Short task | Starting at the line containing "Output each element" and ending at the line containing "legend-item-downloads: Nb of", rewrite the lines below as a numbered list with blank lines omitted. Leave the pictures out of your list.

Task data |
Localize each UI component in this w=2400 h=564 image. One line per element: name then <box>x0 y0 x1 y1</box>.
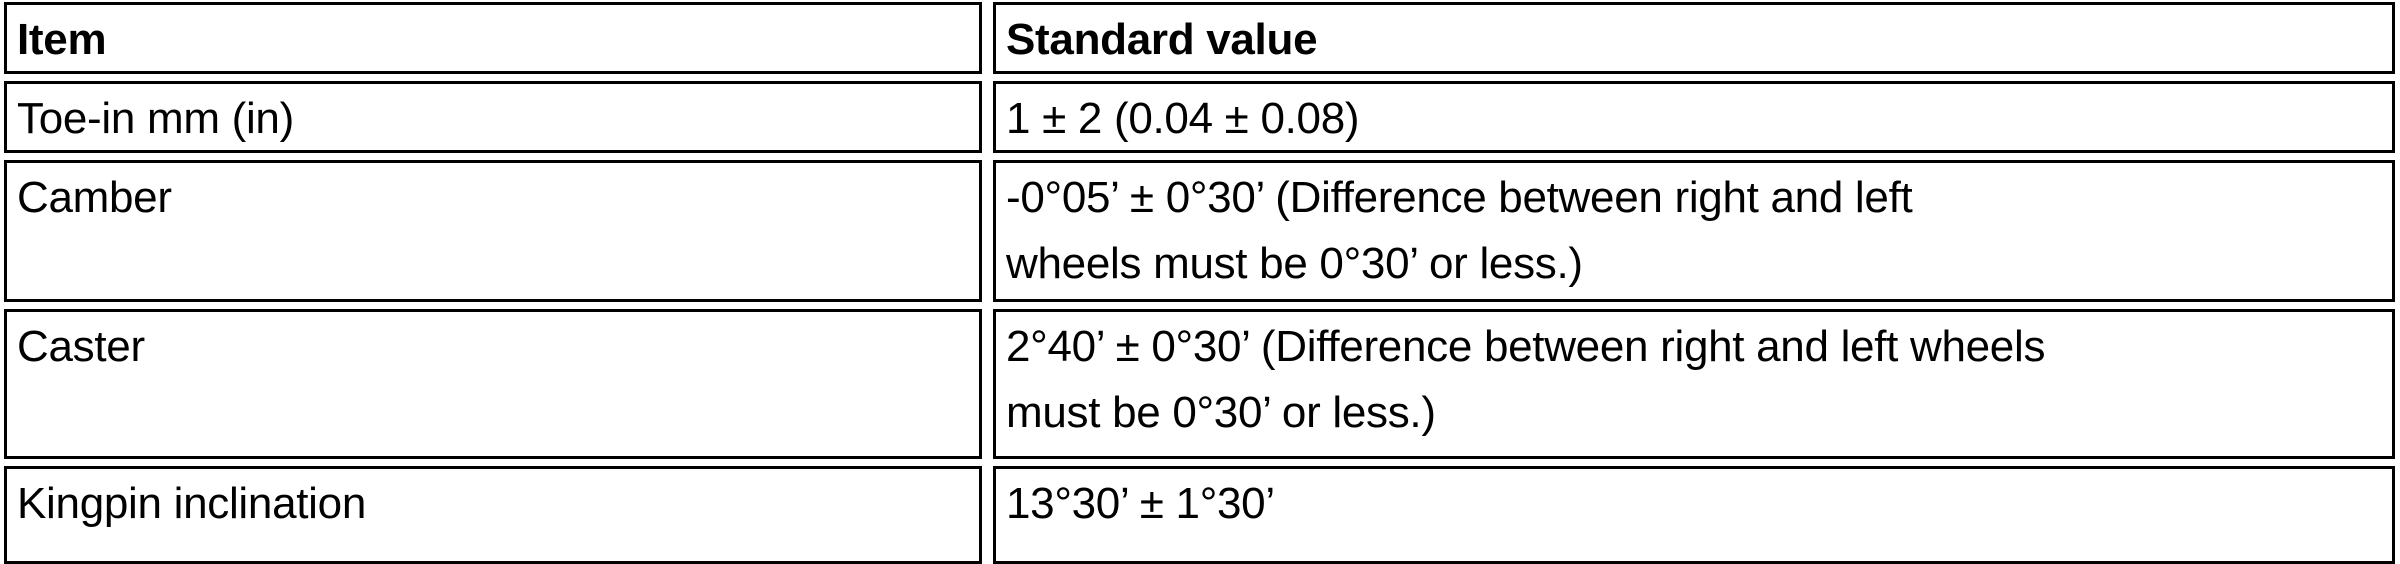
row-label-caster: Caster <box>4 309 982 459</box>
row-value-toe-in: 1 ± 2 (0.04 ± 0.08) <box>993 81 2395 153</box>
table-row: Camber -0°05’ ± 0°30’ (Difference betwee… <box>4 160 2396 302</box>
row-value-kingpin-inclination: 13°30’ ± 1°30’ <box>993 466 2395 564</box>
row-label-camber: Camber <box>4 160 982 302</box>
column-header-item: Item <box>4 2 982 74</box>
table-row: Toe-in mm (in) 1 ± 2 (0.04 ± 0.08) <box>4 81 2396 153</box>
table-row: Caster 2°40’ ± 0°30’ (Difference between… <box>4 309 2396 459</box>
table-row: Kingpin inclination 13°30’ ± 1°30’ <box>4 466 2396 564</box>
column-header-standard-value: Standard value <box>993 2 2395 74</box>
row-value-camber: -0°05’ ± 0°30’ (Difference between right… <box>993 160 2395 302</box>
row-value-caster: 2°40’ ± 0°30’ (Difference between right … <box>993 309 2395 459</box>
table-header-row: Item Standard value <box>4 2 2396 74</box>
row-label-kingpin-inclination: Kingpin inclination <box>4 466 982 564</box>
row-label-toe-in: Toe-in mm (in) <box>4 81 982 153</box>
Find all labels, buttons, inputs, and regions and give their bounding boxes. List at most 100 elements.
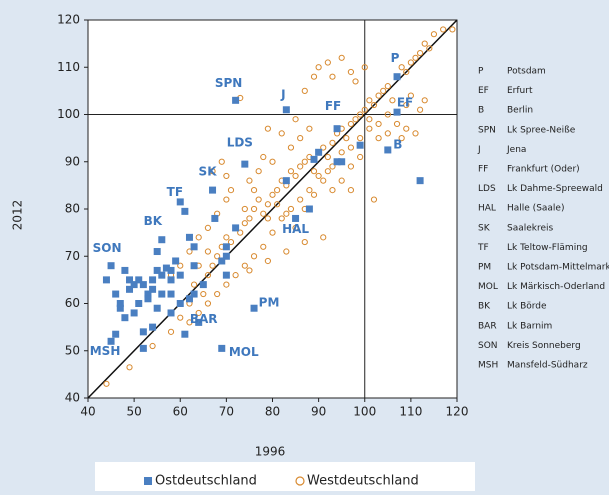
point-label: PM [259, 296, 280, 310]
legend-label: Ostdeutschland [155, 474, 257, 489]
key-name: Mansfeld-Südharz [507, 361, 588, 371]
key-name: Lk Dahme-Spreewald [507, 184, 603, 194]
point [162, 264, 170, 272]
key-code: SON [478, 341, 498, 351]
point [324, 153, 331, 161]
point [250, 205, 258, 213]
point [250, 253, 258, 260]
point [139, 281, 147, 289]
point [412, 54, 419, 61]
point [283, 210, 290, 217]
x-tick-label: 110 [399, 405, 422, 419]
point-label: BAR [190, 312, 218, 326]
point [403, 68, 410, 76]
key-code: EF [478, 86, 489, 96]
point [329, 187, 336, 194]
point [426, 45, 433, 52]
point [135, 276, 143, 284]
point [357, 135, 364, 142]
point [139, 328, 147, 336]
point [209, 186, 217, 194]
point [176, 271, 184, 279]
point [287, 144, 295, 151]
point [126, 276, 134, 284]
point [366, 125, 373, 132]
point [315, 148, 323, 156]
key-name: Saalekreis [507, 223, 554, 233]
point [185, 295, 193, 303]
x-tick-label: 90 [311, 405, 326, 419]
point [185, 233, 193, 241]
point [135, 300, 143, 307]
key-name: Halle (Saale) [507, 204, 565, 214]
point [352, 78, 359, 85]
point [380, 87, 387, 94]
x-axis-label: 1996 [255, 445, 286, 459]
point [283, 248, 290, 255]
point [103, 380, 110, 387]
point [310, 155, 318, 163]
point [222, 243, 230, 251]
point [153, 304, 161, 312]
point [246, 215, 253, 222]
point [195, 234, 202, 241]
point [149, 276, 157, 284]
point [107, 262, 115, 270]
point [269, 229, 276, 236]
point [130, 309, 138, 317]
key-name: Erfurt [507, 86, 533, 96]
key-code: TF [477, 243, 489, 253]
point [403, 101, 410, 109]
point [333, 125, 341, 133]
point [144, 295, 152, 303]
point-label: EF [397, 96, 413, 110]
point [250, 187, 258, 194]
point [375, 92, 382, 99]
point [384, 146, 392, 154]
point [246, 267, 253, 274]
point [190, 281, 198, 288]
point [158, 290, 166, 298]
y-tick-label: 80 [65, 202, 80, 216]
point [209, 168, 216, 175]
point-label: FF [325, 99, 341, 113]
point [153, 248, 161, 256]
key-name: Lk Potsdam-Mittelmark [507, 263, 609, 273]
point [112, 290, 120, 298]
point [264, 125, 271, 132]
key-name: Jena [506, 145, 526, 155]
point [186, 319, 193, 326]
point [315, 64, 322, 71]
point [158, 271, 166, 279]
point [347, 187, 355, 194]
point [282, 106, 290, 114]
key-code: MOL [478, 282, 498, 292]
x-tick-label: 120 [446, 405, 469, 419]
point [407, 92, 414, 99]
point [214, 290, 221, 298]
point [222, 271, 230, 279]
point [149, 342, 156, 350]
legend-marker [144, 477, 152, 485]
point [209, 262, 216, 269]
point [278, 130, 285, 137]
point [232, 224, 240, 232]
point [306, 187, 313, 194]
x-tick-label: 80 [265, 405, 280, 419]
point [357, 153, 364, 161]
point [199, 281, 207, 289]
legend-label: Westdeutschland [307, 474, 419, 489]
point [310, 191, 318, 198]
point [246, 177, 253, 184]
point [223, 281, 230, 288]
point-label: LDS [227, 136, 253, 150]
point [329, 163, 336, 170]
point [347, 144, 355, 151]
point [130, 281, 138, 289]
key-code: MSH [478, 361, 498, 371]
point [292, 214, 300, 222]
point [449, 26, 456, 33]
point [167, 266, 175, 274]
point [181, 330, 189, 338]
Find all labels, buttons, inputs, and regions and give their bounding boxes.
* * *
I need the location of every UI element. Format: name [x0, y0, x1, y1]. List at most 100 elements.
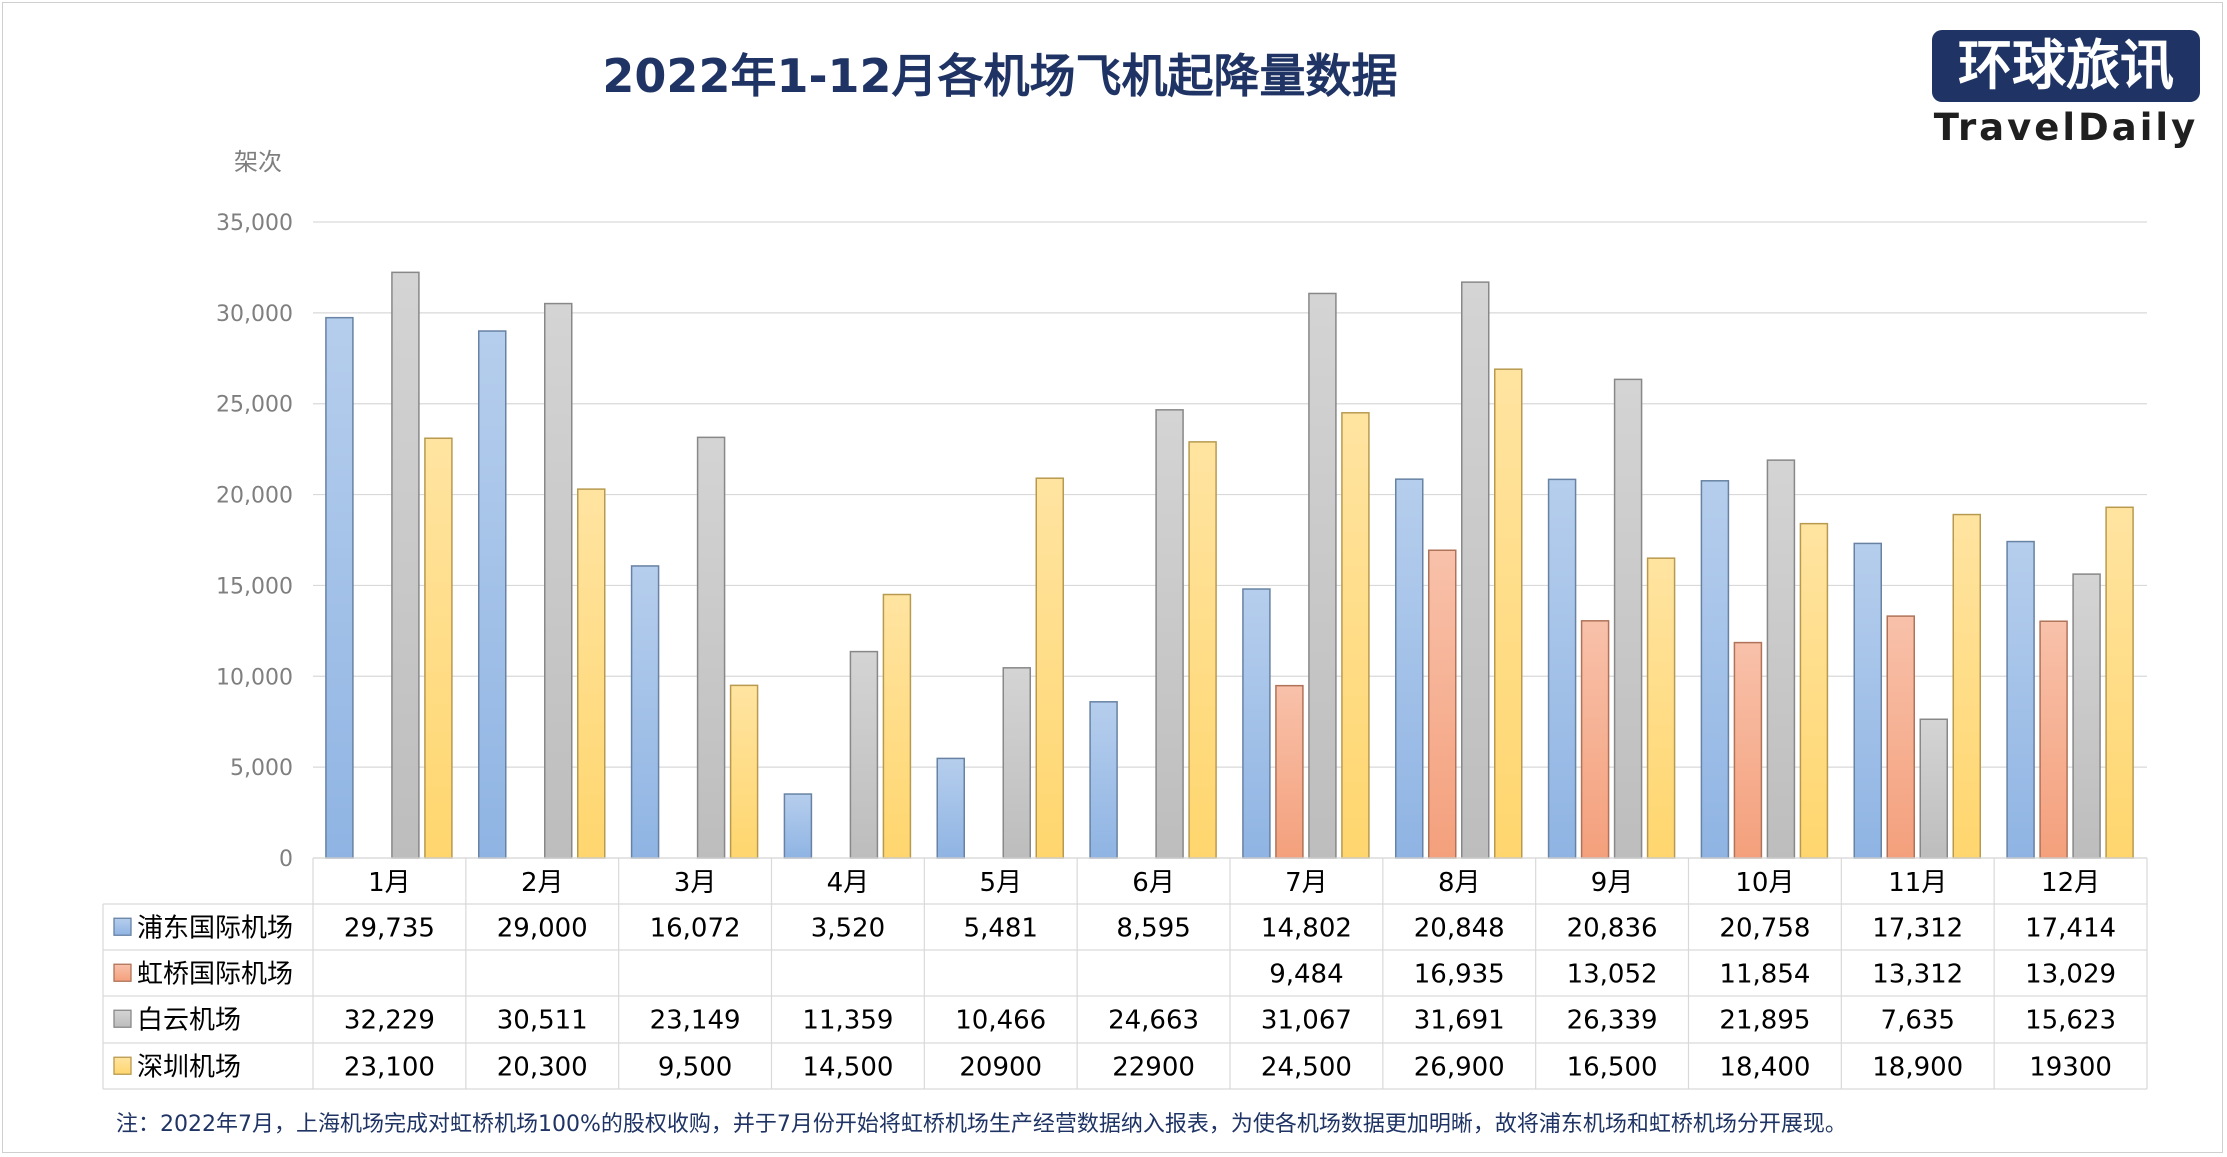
* * *
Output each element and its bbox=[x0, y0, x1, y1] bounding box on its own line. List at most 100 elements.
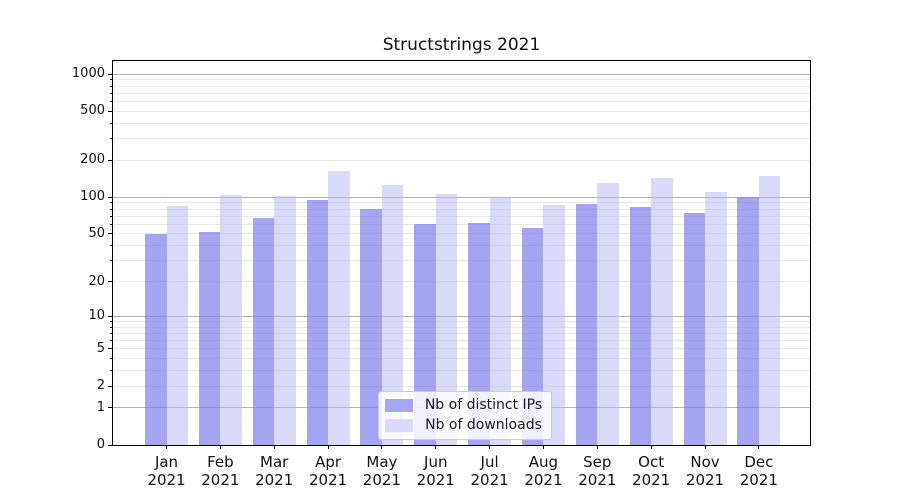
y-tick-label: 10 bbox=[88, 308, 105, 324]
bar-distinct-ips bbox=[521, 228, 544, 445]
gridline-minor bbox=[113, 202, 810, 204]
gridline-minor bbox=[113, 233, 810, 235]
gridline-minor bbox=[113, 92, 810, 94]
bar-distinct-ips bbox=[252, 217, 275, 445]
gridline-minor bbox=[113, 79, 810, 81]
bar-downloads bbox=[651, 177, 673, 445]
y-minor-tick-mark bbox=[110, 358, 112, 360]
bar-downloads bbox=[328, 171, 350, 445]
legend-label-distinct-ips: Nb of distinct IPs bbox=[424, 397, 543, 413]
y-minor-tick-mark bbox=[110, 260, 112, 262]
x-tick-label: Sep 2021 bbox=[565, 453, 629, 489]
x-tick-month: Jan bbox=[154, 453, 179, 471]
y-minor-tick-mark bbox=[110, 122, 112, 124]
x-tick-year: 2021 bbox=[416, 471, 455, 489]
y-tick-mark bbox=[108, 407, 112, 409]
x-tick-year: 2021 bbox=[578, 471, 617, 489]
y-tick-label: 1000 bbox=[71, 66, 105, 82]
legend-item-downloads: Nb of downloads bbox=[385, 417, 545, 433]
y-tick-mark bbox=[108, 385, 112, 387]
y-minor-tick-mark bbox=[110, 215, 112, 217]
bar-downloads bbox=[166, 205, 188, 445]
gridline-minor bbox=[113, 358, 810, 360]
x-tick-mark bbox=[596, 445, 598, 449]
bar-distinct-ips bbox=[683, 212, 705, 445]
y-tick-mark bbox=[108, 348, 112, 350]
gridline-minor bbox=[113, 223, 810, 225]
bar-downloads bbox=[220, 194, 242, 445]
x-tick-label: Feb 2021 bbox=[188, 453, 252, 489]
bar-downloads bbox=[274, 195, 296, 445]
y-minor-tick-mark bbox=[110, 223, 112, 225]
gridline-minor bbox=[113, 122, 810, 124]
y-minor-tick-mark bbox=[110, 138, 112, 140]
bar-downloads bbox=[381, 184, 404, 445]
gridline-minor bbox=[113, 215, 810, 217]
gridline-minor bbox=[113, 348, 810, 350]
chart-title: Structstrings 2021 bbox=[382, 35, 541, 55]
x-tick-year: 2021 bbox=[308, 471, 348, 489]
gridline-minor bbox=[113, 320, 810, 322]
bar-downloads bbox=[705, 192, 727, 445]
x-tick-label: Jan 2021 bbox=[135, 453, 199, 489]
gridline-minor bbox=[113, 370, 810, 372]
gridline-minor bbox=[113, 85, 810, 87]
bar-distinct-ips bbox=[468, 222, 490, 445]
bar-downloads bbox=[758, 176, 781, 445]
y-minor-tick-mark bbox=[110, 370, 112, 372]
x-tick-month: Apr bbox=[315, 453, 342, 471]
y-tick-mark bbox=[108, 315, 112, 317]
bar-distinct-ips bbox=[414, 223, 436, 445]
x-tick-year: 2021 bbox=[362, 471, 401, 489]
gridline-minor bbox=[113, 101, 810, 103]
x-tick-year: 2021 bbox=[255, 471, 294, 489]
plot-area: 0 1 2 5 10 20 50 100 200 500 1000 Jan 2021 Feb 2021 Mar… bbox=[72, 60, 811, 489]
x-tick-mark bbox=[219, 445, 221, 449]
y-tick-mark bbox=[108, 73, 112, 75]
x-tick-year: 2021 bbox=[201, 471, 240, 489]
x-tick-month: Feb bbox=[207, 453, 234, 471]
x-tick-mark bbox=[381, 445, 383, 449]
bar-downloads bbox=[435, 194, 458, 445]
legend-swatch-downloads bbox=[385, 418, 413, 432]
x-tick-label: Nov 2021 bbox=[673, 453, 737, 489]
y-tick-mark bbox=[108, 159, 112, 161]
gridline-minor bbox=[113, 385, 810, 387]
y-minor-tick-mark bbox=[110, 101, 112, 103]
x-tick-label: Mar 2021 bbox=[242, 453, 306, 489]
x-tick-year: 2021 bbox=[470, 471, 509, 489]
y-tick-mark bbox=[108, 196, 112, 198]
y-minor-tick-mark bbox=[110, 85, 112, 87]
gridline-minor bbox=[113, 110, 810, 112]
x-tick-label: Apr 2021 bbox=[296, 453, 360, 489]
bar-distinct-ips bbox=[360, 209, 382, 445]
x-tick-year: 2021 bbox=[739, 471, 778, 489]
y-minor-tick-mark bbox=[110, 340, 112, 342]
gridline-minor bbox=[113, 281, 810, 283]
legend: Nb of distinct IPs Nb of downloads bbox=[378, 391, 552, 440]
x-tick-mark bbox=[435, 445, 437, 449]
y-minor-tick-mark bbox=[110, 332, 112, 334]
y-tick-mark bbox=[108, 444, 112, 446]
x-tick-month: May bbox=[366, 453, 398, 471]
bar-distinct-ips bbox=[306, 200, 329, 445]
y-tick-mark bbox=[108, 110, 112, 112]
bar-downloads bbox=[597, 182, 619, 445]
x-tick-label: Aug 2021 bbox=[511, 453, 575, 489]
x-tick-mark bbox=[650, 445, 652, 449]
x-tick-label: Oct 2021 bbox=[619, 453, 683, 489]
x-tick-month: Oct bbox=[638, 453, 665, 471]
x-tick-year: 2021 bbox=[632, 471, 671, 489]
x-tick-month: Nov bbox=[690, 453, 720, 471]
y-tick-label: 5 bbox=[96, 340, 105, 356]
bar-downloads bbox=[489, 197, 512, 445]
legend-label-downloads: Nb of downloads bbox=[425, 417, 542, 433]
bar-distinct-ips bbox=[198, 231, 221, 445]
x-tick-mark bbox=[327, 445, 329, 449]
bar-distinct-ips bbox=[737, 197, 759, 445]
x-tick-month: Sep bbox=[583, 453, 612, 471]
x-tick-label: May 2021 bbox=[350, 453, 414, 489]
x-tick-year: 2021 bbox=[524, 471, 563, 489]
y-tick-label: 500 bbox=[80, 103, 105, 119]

Complete output |
1. Output each element and its bbox=[x0, y0, x1, y1] bounding box on its own line. List at most 100 elements.
2. y-tick-label: 10 bbox=[88, 308, 105, 324]
3. bar-distinct-ips bbox=[521, 228, 544, 445]
4. gridline-minor bbox=[113, 202, 810, 204]
5. gridline-minor bbox=[113, 233, 810, 235]
6. gridline-minor bbox=[113, 92, 810, 94]
7. bar-distinct-ips bbox=[252, 217, 275, 445]
8. gridline-minor bbox=[113, 79, 810, 81]
9. bar-downloads bbox=[651, 177, 673, 445]
10. y-minor-tick-mark bbox=[110, 358, 112, 360]
11. bar-downloads bbox=[328, 171, 350, 445]
12. legend-label-distinct-ips: Nb of distinct IPs bbox=[424, 397, 543, 413]
13. y-minor-tick-mark bbox=[110, 260, 112, 262]
14. x-tick-label: Sep 2021 bbox=[565, 453, 629, 489]
15. x-tick-month: Jan bbox=[154, 453, 179, 471]
16. y-minor-tick-mark bbox=[110, 122, 112, 124]
17. x-tick-year: 2021 bbox=[416, 471, 455, 489]
18. y-tick-mark bbox=[108, 407, 112, 409]
19. x-tick-year: 2021 bbox=[578, 471, 617, 489]
20. y-tick-label: 1000 bbox=[71, 66, 105, 82]
21. legend-item-downloads: Nb of downloads bbox=[385, 417, 545, 433]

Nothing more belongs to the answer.